Each line of the material must be repeated precisely, with the pictures left out.
### ITEMS ###
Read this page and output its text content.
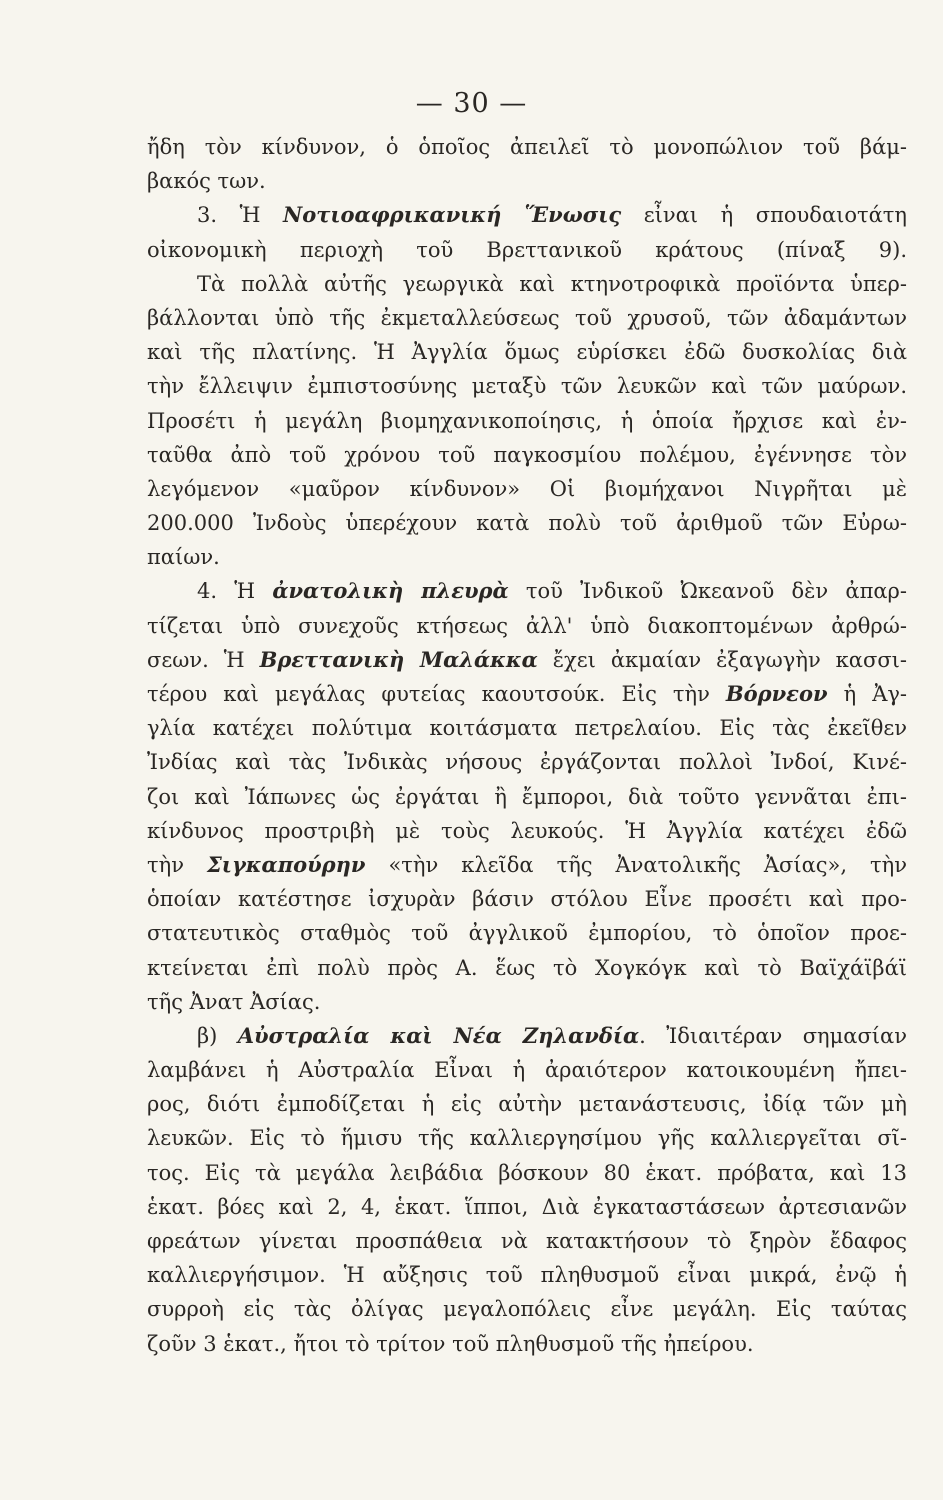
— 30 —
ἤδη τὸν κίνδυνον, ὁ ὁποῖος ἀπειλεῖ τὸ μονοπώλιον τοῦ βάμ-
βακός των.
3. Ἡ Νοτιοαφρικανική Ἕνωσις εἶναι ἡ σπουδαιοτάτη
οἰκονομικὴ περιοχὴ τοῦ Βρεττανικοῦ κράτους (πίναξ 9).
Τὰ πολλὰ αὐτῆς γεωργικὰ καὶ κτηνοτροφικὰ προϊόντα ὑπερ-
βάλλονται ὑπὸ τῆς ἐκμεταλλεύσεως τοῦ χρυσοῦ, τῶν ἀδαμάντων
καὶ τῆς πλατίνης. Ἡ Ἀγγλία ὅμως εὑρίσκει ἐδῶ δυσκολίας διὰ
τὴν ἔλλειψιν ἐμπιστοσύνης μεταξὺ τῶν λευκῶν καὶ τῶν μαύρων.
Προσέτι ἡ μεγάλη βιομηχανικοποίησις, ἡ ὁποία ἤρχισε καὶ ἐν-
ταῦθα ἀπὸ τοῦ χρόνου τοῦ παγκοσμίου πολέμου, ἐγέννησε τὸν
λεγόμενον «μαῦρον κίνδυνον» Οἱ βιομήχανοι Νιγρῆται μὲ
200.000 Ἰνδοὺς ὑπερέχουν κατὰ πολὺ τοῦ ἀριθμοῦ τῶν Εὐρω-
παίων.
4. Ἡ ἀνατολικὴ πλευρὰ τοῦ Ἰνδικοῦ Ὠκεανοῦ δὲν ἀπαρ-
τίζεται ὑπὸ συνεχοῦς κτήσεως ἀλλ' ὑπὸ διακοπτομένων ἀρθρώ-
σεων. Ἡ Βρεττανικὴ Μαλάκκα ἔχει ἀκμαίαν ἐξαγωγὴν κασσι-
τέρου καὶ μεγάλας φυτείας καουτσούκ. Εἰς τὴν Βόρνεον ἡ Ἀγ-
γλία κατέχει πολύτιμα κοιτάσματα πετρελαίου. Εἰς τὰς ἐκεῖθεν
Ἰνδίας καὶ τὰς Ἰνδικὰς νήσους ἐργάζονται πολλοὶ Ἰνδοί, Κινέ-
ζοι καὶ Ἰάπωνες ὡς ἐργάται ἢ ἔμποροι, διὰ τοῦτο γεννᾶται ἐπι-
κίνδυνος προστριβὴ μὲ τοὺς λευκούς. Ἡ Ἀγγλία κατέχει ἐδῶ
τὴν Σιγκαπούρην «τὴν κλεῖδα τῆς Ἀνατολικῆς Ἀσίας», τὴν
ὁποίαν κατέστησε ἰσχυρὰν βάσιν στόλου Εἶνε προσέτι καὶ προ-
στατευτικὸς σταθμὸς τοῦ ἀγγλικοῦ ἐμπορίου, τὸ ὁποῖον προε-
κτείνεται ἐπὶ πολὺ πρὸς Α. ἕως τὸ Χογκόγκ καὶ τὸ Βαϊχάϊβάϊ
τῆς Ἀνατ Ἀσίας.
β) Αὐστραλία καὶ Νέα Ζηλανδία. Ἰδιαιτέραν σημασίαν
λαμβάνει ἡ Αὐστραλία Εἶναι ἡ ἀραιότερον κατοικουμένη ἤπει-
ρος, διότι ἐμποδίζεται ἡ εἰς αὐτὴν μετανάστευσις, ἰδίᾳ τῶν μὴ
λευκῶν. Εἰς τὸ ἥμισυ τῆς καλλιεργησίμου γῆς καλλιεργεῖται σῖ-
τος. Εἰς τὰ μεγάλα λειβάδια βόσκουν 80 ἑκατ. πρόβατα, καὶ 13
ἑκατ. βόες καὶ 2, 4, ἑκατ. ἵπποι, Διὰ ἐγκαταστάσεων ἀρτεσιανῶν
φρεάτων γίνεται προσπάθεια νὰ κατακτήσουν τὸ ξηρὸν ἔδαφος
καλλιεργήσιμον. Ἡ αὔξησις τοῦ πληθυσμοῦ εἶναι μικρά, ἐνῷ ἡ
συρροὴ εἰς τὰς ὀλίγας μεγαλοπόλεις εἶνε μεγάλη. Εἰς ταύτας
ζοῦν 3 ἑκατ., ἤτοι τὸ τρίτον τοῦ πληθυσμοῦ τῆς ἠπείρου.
###
■ **TASK ANSWER**
Read this page and output its text content.
— 30 —
ἤδη τὸν κίνδυνον, ὁ ὁποῖος ἀπειλεῖ τὸ μονοπώλιον τοῦ βάμ-
βακός των.
3. Ἡ Νοτιοαφρικανική Ἕνωσις εἶναι ἡ σπουδαιοτάτη
οἰκονομικὴ περιοχὴ τοῦ Βρεττανικοῦ κράτους (πίναξ 9).
Τὰ πολλὰ αὐτῆς γεωργικὰ καὶ κτηνοτροφικὰ προϊόντα ὑπερ-
βάλλονται ὑπὸ τῆς ἐκμεταλλεύσεως τοῦ χρυσοῦ, τῶν ἀδαμάντων
καὶ τῆς πλατίνης. Ἡ Ἀγγλία ὅμως εὑρίσκει ἐδῶ δυσκολίας διὰ
τὴν ἔλλειψιν ἐμπιστοσύνης μεταξὺ τῶν λευκῶν καὶ τῶν μαύρων.
Προσέτι ἡ μεγάλη βιομηχανικοποίησις, ἡ ὁποία ἤρχισε καὶ ἐν-
ταῦθα ἀπὸ τοῦ χρόνου τοῦ παγκοσμίου πολέμου, ἐγέννησε τὸν
λεγόμενον «μαῦρον κίνδυνον» Οἱ βιομήχανοι Νιγρῆται μὲ
200.000 Ἰνδοὺς ὑπερέχουν κατὰ πολὺ τοῦ ἀριθμοῦ τῶν Εὐρω-
παίων.
4. Ἡ ἀνατολικὴ πλευρὰ τοῦ Ἰνδικοῦ Ὠκεανοῦ δὲν ἀπαρ-
τίζεται ὑπὸ συνεχοῦς κτήσεως ἀλλ' ὑπὸ διακοπτομένων ἀρθρώ-
σεων. Ἡ Βρεττανικὴ Μαλάκκα ἔχει ἀκμαίαν ἐξαγωγὴν κασσι-
τέρου καὶ μεγάλας φυτείας καουτσούκ. Εἰς τὴν Βόρνεον ἡ Ἀγ-
γλία κατέχει πολύτιμα κοιτάσματα πετρελαίου. Εἰς τὰς ἐκεῖθεν
Ἰνδίας καὶ τὰς Ἰνδικὰς νήσους ἐργάζονται πολλοὶ Ἰνδοί, Κινέ-
ζοι καὶ Ἰάπωνες ὡς ἐργάται ἢ ἔμποροι, διὰ τοῦτο γεννᾶται ἐπι-
κίνδυνος προστριβὴ μὲ τοὺς λευκούς. Ἡ Ἀγγλία κατέχει ἐδῶ
τὴν Σιγκαπούρην «τὴν κλεῖδα τῆς Ἀνατολικῆς Ἀσίας», τὴν
ὁποίαν κατέστησε ἰσχυρὰν βάσιν στόλου Εἶνε προσέτι καὶ προ-
στατευτικὸς σταθμὸς τοῦ ἀγγλικοῦ ἐμπορίου, τὸ ὁποῖον προε-
κτείνεται ἐπὶ πολὺ πρὸς Α. ἕως τὸ Χογκόγκ καὶ τὸ Βαϊχάϊβάϊ
τῆς Ἀνατ Ἀσίας.
β) Αὐστραλία καὶ Νέα Ζηλανδία. Ἰδιαιτέραν σημασίαν
λαμβάνει ἡ Αὐστραλία Εἶναι ἡ ἀραιότερον κατοικουμένη ἤπει-
ρος, διότι ἐμποδίζεται ἡ εἰς αὐτὴν μετανάστευσις, ἰδίᾳ τῶν μὴ
λευκῶν. Εἰς τὸ ἥμισυ τῆς καλλιεργησίμου γῆς καλλιεργεῖται σῖ-
τος. Εἰς τὰ μεγάλα λειβάδια βόσκουν 80 ἑκατ. πρόβατα, καὶ 13
ἑκατ. βόες καὶ 2, 4, ἑκατ. ἵπποι, Διὰ ἐγκαταστάσεων ἀρτεσιανῶν
φρεάτων γίνεται προσπάθεια νὰ κατακτήσουν τὸ ξηρὸν ἔδαφος
καλλιεργήσιμον. Ἡ αὔξησις τοῦ πληθυσμοῦ εἶναι μικρά, ἐνῷ ἡ
συρροὴ εἰς τὰς ὀλίγας μεγαλοπόλεις εἶνε μεγάλη. Εἰς ταύτας
ζοῦν 3 ἑκατ., ἤτοι τὸ τρίτον τοῦ πληθυσμοῦ τῆς ἠπείρου.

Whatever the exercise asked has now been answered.